* _Work to complete_: Would you retype all of these records exactly?

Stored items
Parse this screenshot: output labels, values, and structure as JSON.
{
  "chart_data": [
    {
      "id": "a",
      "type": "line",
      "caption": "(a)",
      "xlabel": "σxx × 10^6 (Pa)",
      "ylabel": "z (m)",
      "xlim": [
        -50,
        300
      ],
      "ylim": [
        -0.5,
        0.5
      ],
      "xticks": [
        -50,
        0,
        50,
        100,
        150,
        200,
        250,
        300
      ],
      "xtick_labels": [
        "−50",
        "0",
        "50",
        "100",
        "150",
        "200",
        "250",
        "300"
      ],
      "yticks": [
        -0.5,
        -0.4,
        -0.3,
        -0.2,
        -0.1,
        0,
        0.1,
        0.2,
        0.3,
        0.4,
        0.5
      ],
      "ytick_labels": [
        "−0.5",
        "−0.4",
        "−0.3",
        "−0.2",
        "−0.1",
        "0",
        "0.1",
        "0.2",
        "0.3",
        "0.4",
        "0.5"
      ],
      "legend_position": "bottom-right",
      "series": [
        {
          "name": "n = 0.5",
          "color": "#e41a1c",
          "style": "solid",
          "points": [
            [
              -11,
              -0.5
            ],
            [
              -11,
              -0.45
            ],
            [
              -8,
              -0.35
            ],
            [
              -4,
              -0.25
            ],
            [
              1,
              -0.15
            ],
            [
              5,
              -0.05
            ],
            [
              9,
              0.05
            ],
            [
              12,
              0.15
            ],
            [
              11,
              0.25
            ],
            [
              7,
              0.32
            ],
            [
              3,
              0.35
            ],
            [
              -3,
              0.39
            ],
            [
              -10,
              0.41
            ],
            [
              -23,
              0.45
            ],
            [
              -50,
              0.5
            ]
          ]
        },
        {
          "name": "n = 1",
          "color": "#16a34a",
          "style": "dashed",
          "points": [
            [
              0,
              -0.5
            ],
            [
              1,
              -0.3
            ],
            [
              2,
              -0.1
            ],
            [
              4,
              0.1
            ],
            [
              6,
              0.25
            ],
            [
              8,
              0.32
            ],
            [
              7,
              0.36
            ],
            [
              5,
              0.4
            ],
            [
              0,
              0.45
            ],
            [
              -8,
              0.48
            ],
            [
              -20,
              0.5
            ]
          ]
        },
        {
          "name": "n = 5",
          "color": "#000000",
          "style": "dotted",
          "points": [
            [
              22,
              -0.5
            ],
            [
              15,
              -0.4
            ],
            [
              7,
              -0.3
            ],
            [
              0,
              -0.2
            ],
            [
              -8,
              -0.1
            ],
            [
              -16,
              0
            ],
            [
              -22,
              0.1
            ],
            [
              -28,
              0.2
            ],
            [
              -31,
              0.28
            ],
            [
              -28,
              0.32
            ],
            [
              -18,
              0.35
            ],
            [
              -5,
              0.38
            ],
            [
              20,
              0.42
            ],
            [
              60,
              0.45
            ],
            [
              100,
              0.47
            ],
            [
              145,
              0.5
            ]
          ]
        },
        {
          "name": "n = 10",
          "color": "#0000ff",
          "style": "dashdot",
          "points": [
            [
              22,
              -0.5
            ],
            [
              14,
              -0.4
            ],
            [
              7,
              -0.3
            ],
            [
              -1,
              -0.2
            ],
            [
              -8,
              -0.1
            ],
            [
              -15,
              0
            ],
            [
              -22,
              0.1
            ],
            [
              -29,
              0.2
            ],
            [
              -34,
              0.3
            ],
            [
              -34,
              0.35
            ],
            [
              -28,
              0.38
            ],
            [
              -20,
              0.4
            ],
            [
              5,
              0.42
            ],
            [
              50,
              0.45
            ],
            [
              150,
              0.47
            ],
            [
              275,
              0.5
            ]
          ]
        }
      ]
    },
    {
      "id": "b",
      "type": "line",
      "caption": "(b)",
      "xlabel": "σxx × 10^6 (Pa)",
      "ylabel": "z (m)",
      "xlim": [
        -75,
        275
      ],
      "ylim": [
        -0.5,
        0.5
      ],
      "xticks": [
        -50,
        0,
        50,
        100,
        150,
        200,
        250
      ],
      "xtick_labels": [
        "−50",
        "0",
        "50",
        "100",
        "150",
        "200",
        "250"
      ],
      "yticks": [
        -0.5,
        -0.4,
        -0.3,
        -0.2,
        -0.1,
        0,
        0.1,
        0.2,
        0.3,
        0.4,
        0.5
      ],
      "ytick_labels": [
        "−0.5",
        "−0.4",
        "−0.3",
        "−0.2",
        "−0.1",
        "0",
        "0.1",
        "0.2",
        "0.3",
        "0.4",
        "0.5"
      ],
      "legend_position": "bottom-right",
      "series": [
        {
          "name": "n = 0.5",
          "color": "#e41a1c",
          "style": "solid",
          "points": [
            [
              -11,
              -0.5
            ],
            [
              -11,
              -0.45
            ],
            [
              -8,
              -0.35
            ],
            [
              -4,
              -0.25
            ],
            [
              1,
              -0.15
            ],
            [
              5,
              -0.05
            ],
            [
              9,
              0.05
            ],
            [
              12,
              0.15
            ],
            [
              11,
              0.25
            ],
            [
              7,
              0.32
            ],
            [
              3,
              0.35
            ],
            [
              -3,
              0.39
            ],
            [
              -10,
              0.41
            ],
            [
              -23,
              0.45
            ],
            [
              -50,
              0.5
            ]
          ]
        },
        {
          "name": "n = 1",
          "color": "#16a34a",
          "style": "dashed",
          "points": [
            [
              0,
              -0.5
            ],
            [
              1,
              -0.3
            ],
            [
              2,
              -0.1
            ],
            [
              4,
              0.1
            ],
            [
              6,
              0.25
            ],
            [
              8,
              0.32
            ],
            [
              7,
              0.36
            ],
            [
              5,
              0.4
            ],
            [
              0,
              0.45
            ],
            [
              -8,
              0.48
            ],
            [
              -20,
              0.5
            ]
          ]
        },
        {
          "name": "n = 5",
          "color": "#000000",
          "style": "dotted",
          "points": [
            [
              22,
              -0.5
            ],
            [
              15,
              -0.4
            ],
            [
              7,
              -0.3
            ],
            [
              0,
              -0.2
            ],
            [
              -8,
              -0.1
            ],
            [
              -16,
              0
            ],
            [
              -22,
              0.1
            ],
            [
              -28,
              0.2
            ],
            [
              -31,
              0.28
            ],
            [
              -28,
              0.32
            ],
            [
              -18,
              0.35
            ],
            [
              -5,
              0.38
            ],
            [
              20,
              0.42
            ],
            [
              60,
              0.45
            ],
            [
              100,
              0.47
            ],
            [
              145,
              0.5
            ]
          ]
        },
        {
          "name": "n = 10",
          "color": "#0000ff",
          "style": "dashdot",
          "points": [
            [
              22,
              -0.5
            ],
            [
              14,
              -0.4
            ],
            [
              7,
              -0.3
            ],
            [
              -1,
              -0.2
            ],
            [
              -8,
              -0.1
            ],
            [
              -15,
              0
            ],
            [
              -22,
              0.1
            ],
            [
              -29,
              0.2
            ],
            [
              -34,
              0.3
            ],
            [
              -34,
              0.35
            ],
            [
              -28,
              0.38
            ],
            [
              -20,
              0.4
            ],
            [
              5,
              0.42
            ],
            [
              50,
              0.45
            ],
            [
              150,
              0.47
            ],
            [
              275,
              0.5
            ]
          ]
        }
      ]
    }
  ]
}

* _Finished answer_:
Parse this screenshot: output labels, values, and structure as JSON.
{
  "chart_data": [
    {
      "id": "a",
      "type": "line",
      "caption": "(a)",
      "xlabel": "σxx × 10^6 (Pa)",
      "ylabel": "z (m)",
      "xlim": [
        -50,
        300
      ],
      "ylim": [
        -0.5,
        0.5
      ],
      "xticks": [
        -50,
        0,
        50,
        100,
        150,
        200,
        250,
        300
      ],
      "xtick_labels": [
        "−50",
        "0",
        "50",
        "100",
        "150",
        "200",
        "250",
        "300"
      ],
      "yticks": [
        -0.5,
        -0.4,
        -0.3,
        -0.2,
        -0.1,
        0,
        0.1,
        0.2,
        0.3,
        0.4,
        0.5
      ],
      "ytick_labels": [
        "−0.5",
        "−0.4",
        "−0.3",
        "−0.2",
        "−0.1",
        "0",
        "0.1",
        "0.2",
        "0.3",
        "0.4",
        "0.5"
      ],
      "legend_position": "bottom-right",
      "series": [
        {
          "name": "n = 0.5",
          "color": "#e41a1c",
          "style": "solid",
          "points": [
            [
              -11,
              -0.5
            ],
            [
              -11,
              -0.45
            ],
            [
              -8,
              -0.35
            ],
            [
              -4,
              -0.25
            ],
            [
              1,
              -0.15
            ],
            [
              5,
              -0.05
            ],
            [
              9,
              0.05
            ],
            [
              12,
              0.15
            ],
            [
              11,
              0.25
            ],
            [
              7,
              0.32
            ],
            [
              3,
              0.35
            ],
            [
              -3,
              0.39
            ],
            [
              -10,
              0.41
            ],
            [
              -23,
              0.45
            ],
            [
              -50,
              0.5
            ]
          ]
        },
        {
          "name": "n = 1",
          "color": "#16a34a",
          "style": "dashed",
          "points": [
            [
              0,
              -0.5
            ],
            [
              1,
              -0.3
            ],
            [
              2,
              -0.1
            ],
            [
              4,
              0.1
            ],
            [
              6,
              0.25
            ],
            [
              8,
              0.32
            ],
            [
              7,
              0.36
            ],
            [
              5,
              0.4
            ],
            [
              0,
              0.45
            ],
            [
              -8,
              0.48
            ],
            [
              -20,
              0.5
            ]
          ]
        },
        {
          "name": "n = 5",
          "color": "#000000",
          "style": "dotted",
          "points": [
            [
              22,
              -0.5
            ],
            [
              15,
              -0.4
            ],
            [
              7,
              -0.3
            ],
            [
              0,
              -0.2
            ],
            [
              -8,
              -0.1
            ],
            [
              -16,
              0
            ],
            [
              -22,
              0.1
            ],
            [
              -28,
              0.2
            ],
            [
              -31,
              0.28
            ],
            [
              -28,
              0.32
            ],
            [
              -18,
              0.35
            ],
            [
              -5,
              0.38
            ],
            [
              20,
              0.42
            ],
            [
              60,
              0.45
            ],
            [
              100,
              0.47
            ],
            [
              145,
              0.5
            ]
          ]
        },
        {
          "name": "n = 10",
          "color": "#0000ff",
          "style": "dashdot",
          "points": [
            [
              22,
              -0.5
            ],
            [
              14,
              -0.4
            ],
            [
              7,
              -0.3
            ],
            [
              -1,
              -0.2
            ],
            [
              -8,
              -0.1
            ],
            [
              -15,
              0
            ],
            [
              -22,
              0.1
            ],
            [
              -29,
              0.2
            ],
            [
              -34,
              0.3
            ],
            [
              -34,
              0.35
            ],
            [
              -28,
              0.38
            ],
            [
              -20,
              0.4
            ],
            [
              5,
              0.42
            ],
            [
              50,
              0.45
            ],
            [
              150,
              0.47
            ],
            [
              275,
              0.5
            ]
          ]
        }
      ]
    },
    {
      "id": "b",
      "type": "line",
      "caption": "(b)",
      "xlabel": "σxx × 10^6 (Pa)",
      "ylabel": "z (m)",
      "xlim": [
        -75,
        275
      ],
      "ylim": [
        -0.5,
        0.5
      ],
      "xticks": [
        -50,
        0,
        50,
        100,
        150,
        200,
        250
      ],
      "xtick_labels": [
        "−50",
        "0",
        "50",
        "100",
        "150",
        "200",
        "250"
      ],
      "yticks": [
        -0.5,
        -0.4,
        -0.3,
        -0.2,
        -0.1,
        0,
        0.1,
        0.2,
        0.3,
        0.4,
        0.5
      ],
      "ytick_labels": [
        "−0.5",
        "−0.4",
        "−0.3",
        "−0.2",
        "−0.1",
        "0",
        "0.1",
        "0.2",
        "0.3",
        "0.4",
        "0.5"
      ],
      "legend_position": "bottom-right",
      "series": [
        {
          "name": "n = 0.5",
          "color": "#e41a1c",
          "style": "solid",
          "points": [
            [
              -11,
              -0.5
            ],
            [
              -11,
              -0.45
            ],
            [
              -8,
              -0.35
            ],
            [
              -4,
              -0.25
            ],
            [
              1,
              -0.15
            ],
            [
              5,
              -0.05
            ],
            [
              9,
              0.05
            ],
            [
              12,
              0.15
            ],
            [
              11,
              0.25
            ],
            [
              7,
              0.32
            ],
            [
              3,
              0.35
            ],
            [
              -3,
              0.39
            ],
            [
              -10,
              0.41
            ],
            [
              -23,
              0.45
            ],
            [
              -50,
              0.5
            ]
          ]
        },
        {
          "name": "n = 1",
          "color": "#16a34a",
          "style": "dashed",
          "points": [
            [
              0,
              -0.5
            ],
            [
              1,
              -0.3
            ],
            [
              2,
              -0.1
            ],
            [
              4,
              0.1
            ],
            [
              6,
              0.25
            ],
            [
              8,
              0.32
            ],
            [
              7,
              0.36
            ],
            [
              5,
              0.4
            ],
            [
              0,
              0.45
            ],
            [
              -8,
              0.48
            ],
            [
              -20,
              0.5
            ]
          ]
        },
        {
          "name": "n = 5",
          "color": "#000000",
          "style": "dotted",
          "points": [
            [
              22,
              -0.5
            ],
            [
              15,
              -0.4
            ],
            [
              7,
              -0.3
            ],
            [
              0,
              -0.2
            ],
            [
              -8,
              -0.1
            ],
            [
              -16,
              0
            ],
            [
              -22,
              0.1
            ],
            [
              -28,
              0.2
            ],
            [
              -31,
              0.28
            ],
            [
              -28,
              0.32
            ],
            [
              -18,
              0.35
            ],
            [
              -5,
              0.38
            ],
            [
              20,
              0.42
            ],
            [
              60,
              0.45
            ],
            [
              100,
              0.47
            ],
            [
              145,
              0.5
            ]
          ]
        },
        {
          "name": "n = 10",
          "color": "#0000ff",
          "style": "dashdot",
          "points": [
            [
              22,
              -0.5
            ],
            [
              14,
              -0.4
            ],
            [
              7,
              -0.3
            ],
            [
              -1,
              -0.2
            ],
            [
              -8,
              -0.1
            ],
            [
              -15,
              0
            ],
            [
              -22,
              0.1
            ],
            [
              -29,
              0.2
            ],
            [
              -34,
              0.3
            ],
            [
              -34,
              0.35
            ],
            [
              -28,
              0.38
            ],
            [
              -20,
              0.4
            ],
            [
              5,
              0.42
            ],
            [
              50,
              0.45
            ],
            [
              150,
              0.47
            ],
            [
              275,
              0.5
            ]
          ]
        }
      ]
    }
  ]
}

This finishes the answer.